TASK TO CARRY OUT - Every line of the records below should be restated exactly.
───── RECORDS FOR THIS EXERCISE
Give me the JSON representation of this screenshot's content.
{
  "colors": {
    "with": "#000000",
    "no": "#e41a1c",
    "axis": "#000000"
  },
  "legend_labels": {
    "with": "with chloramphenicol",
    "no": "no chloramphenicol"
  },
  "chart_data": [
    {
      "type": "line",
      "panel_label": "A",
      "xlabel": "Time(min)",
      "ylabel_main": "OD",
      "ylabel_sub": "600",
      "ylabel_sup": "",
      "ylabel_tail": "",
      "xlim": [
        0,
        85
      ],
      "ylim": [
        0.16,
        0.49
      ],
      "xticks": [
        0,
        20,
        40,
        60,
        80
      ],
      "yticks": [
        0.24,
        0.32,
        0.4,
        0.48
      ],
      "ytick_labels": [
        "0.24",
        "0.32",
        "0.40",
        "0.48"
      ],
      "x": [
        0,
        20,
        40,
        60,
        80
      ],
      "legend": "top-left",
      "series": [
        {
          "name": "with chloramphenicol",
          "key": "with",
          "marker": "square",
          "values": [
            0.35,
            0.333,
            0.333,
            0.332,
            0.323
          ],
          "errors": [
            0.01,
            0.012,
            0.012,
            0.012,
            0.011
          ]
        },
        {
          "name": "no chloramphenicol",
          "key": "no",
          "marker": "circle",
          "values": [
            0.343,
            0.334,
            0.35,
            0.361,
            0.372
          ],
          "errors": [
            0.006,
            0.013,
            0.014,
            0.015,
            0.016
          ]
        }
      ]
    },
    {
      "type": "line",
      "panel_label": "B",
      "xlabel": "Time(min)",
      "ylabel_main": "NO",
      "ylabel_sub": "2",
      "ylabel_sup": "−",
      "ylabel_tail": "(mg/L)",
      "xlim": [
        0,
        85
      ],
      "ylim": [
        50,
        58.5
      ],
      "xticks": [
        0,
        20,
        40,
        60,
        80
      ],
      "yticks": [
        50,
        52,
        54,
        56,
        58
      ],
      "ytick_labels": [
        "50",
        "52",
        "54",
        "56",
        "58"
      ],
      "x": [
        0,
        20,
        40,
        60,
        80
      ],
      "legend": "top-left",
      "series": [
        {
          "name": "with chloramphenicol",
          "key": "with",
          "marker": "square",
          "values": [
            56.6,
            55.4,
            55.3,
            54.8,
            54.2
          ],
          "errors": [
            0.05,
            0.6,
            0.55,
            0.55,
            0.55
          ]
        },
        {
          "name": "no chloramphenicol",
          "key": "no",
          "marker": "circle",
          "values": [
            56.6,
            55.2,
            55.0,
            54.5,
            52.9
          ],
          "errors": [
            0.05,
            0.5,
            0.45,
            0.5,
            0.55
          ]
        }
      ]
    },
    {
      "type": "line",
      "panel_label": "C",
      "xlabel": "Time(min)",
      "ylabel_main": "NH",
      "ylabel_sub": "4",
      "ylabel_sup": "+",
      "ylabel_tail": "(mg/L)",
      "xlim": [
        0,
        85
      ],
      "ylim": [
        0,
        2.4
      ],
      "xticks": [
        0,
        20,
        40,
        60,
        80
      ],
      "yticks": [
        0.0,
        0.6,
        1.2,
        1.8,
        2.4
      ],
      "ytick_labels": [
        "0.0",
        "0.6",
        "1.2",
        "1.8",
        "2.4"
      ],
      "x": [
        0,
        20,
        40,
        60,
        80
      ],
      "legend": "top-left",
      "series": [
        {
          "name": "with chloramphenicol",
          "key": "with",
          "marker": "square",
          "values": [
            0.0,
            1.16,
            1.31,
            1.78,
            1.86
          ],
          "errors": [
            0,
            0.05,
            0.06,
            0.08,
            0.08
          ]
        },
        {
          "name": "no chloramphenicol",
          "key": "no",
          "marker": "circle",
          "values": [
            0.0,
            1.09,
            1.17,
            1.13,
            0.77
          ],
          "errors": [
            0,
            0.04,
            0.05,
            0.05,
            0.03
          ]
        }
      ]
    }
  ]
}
──────────
TASK OUTPUT -
Give me the JSON representation of this screenshot's content.
{
  "colors": {
    "with": "#000000",
    "no": "#e41a1c",
    "axis": "#000000"
  },
  "legend_labels": {
    "with": "with chloramphenicol",
    "no": "no chloramphenicol"
  },
  "chart_data": [
    {
      "type": "line",
      "panel_label": "A",
      "xlabel": "Time(min)",
      "ylabel_main": "OD",
      "ylabel_sub": "600",
      "ylabel_sup": "",
      "ylabel_tail": "",
      "xlim": [
        0,
        85
      ],
      "ylim": [
        0.16,
        0.49
      ],
      "xticks": [
        0,
        20,
        40,
        60,
        80
      ],
      "yticks": [
        0.24,
        0.32,
        0.4,
        0.48
      ],
      "ytick_labels": [
        "0.24",
        "0.32",
        "0.40",
        "0.48"
      ],
      "x": [
        0,
        20,
        40,
        60,
        80
      ],
      "legend": "top-left",
      "series": [
        {
          "name": "with chloramphenicol",
          "key": "with",
          "marker": "square",
          "values": [
            0.35,
            0.333,
            0.333,
            0.332,
            0.323
          ],
          "errors": [
            0.01,
            0.012,
            0.012,
            0.012,
            0.011
          ]
        },
        {
          "name": "no chloramphenicol",
          "key": "no",
          "marker": "circle",
          "values": [
            0.343,
            0.334,
            0.35,
            0.361,
            0.372
          ],
          "errors": [
            0.006,
            0.013,
            0.014,
            0.015,
            0.016
          ]
        }
      ]
    },
    {
      "type": "line",
      "panel_label": "B",
      "xlabel": "Time(min)",
      "ylabel_main": "NO",
      "ylabel_sub": "2",
      "ylabel_sup": "−",
      "ylabel_tail": "(mg/L)",
      "xlim": [
        0,
        85
      ],
      "ylim": [
        50,
        58.5
      ],
      "xticks": [
        0,
        20,
        40,
        60,
        80
      ],
      "yticks": [
        50,
        52,
        54,
        56,
        58
      ],
      "ytick_labels": [
        "50",
        "52",
        "54",
        "56",
        "58"
      ],
      "x": [
        0,
        20,
        40,
        60,
        80
      ],
      "legend": "top-left",
      "series": [
        {
          "name": "with chloramphenicol",
          "key": "with",
          "marker": "square",
          "values": [
            56.6,
            55.4,
            55.3,
            54.8,
            54.2
          ],
          "errors": [
            0.05,
            0.6,
            0.55,
            0.55,
            0.55
          ]
        },
        {
          "name": "no chloramphenicol",
          "key": "no",
          "marker": "circle",
          "values": [
            56.6,
            55.2,
            55.0,
            54.5,
            52.9
          ],
          "errors": [
            0.05,
            0.5,
            0.45,
            0.5,
            0.55
          ]
        }
      ]
    },
    {
      "type": "line",
      "panel_label": "C",
      "xlabel": "Time(min)",
      "ylabel_main": "NH",
      "ylabel_sub": "4",
      "ylabel_sup": "+",
      "ylabel_tail": "(mg/L)",
      "xlim": [
        0,
        85
      ],
      "ylim": [
        0,
        2.4
      ],
      "xticks": [
        0,
        20,
        40,
        60,
        80
      ],
      "yticks": [
        0.0,
        0.6,
        1.2,
        1.8,
        2.4
      ],
      "ytick_labels": [
        "0.0",
        "0.6",
        "1.2",
        "1.8",
        "2.4"
      ],
      "x": [
        0,
        20,
        40,
        60,
        80
      ],
      "legend": "top-left",
      "series": [
        {
          "name": "with chloramphenicol",
          "key": "with",
          "marker": "square",
          "values": [
            0.0,
            1.16,
            1.31,
            1.78,
            1.86
          ],
          "errors": [
            0,
            0.05,
            0.06,
            0.08,
            0.08
          ]
        },
        {
          "name": "no chloramphenicol",
          "key": "no",
          "marker": "circle",
          "values": [
            0.0,
            1.09,
            1.17,
            1.13,
            0.77
          ],
          "errors": [
            0,
            0.04,
            0.05,
            0.05,
            0.03
          ]
        }
      ]
    }
  ]
}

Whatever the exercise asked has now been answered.